_Required work_.
Extract every line that contains the word "practical".

Data items
=======

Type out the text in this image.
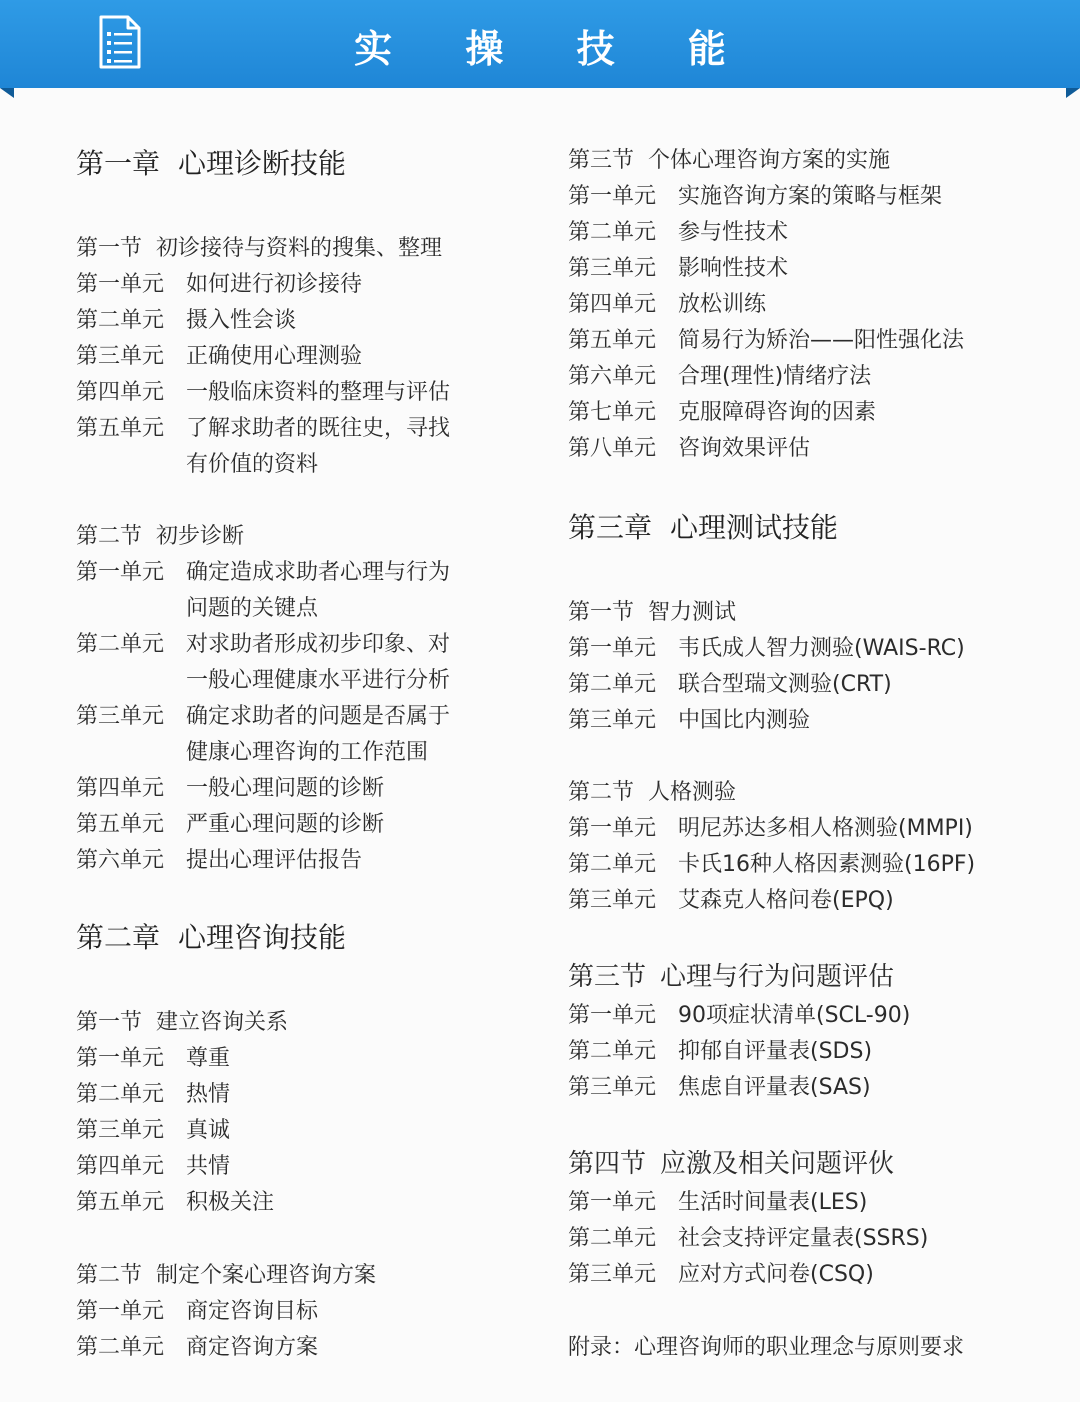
实 操 技 能
第一章 心理诊断技能
第一节 初诊接待与资料的搜集、整理
第一单元 如何进行初诊接待
第二单元 摄入性会谈
第三单元 正确使用心理测验
第四单元 一般临床资料的整理与评估
第五单元 了解求助者的既往史，寻找
有价值的资料
第二节 初步诊断
第一单元 确定造成求助者心理与行为
问题的关键点
第二单元 对求助者形成初步印象、对
一般心理健康水平进行分析
第三单元 确定求助者的问题是否属于
健康心理咨询的工作范围
第四单元 一般心理问题的诊断
第五单元 严重心理问题的诊断
第六单元 提出心理评估报告
第二章 心理咨询技能
第一节 建立咨询关系
第一单元 尊重
第二单元 热情
第三单元 真诚
第四单元 共情
第五单元 积极关注
第二节 制定个案心理咨询方案
第一单元 商定咨询目标
第二单元 商定咨询方案
第三节 个体心理咨询方案的实施
第一单元 实施咨询方案的策略与框架
第二单元 参与性技术
第三单元 影响性技术
第四单元 放松训练
第五单元 简易行为矫治——阳性强化法
第六单元 合理(理性)情绪疗法
第七单元 克服障碍咨询的因素
第八单元 咨询效果评估
第三章 心理测试技能
第一节 智力测试
第一单元 韦氏成人智力测验(WAIS-RC)
第二单元 联合型瑞文测验(CRT)
第三单元 中国比内测验
第二节 人格测验
第一单元 明尼苏达多相人格测验(MMPI)
第二单元 卡氏16种人格因素测验(16PF)
第三单元 艾森克人格问卷(EPQ)
第三节 心理与行为问题评估
第一单元 90项症状清单(SCL-90)
第二单元 抑郁自评量表(SDS)
第三单元 焦虑自评量表(SAS)
第四节 应激及相关问题评伙
第一单元 生活时间量表(LES)
第二单元 社会支持评定量表(SSRS)
第三单元 应对方式问卷(CSQ)
附录：心理咨询师的职业理念与原则要求
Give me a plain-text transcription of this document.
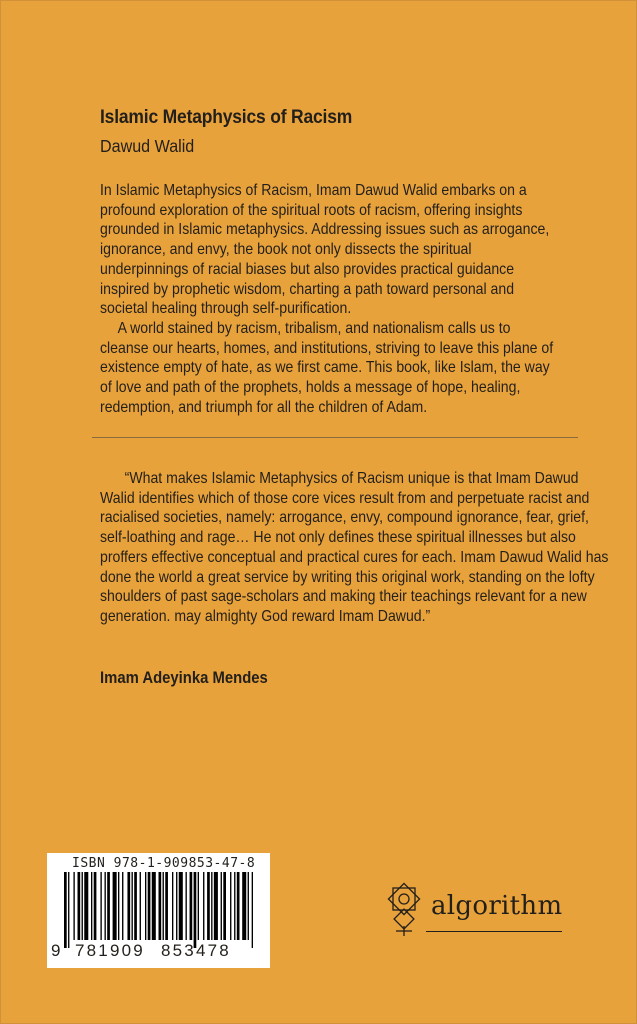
Islamic Metaphysics of Racism
Dawud Walid

In Islamic Metaphysics of Racism, Imam Dawud Walid embarks on a profound exploration of the spiritual roots of racism, offering insights grounded in Islamic metaphysics. Addressing issues such as arrogance, ignorance, and envy, the book not only dissects the spiritual underpinnings of racial biases but also provides practical guidance inspired by prophetic wisdom, charting a path toward personal and societal healing through self-purification.

A world stained by racism, tribalism, and nationalism calls us to cleanse our hearts, homes, and institutions, striving to leave this plane of existence empty of hate, as we first came. This book, like Islam, the way of love and path of the prophets, holds a message of hope, healing, redemption, and triumph for all the children of Adam.

“What makes Islamic Metaphysics of Racism unique is that Imam Dawud Walid identifies which of those core vices result from and perpetuate racist and racialised societies, namely: arrogance, envy, compound ignorance, fear, grief, self-loathing and rage… He not only defines these spiritual illnesses but also proffers effective conceptual and practical cures for each. Imam Dawud Walid has done the world a great service by writing this original work, standing on the lofty shoulders of past sage-scholars and making their teachings relevant for a new generation. may almighty God reward Imam Dawud.”

Imam Adeyinka Mendes
ISBN 978-1-909853-47-8
9 781909 853478
algorithm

=======

_Answer to the exercise_.
In Islamic Metaphysics of Racism, Imam Dawud Walid embarks on a profound exploration of the spiritual roots of racism, offering insights grounded in Islamic metaphysics. Addressing issues such as arrogance, ignorance, and envy, the book not only dissects the spiritual underpinnings of racial biases but also provides practical guidance inspired by prophetic wisdom, charting a path toward personal and societal healing through self-purification.
“What makes Islamic Metaphysics of Racism unique is that Imam Dawud Walid identifies which of those core vices result from and perpetuate racist and racialised societies, namely: arrogance, envy, compound ignorance, fear, grief, self-loathing and rage… He not only defines these spiritual illnesses but also proffers effective conceptual and practical cures for each. Imam Dawud Walid has done the world a great service by writing this original work, standing on the lofty shoulders of past sage-scholars and making their teachings relevant for a new generation. may almighty God reward Imam Dawud.”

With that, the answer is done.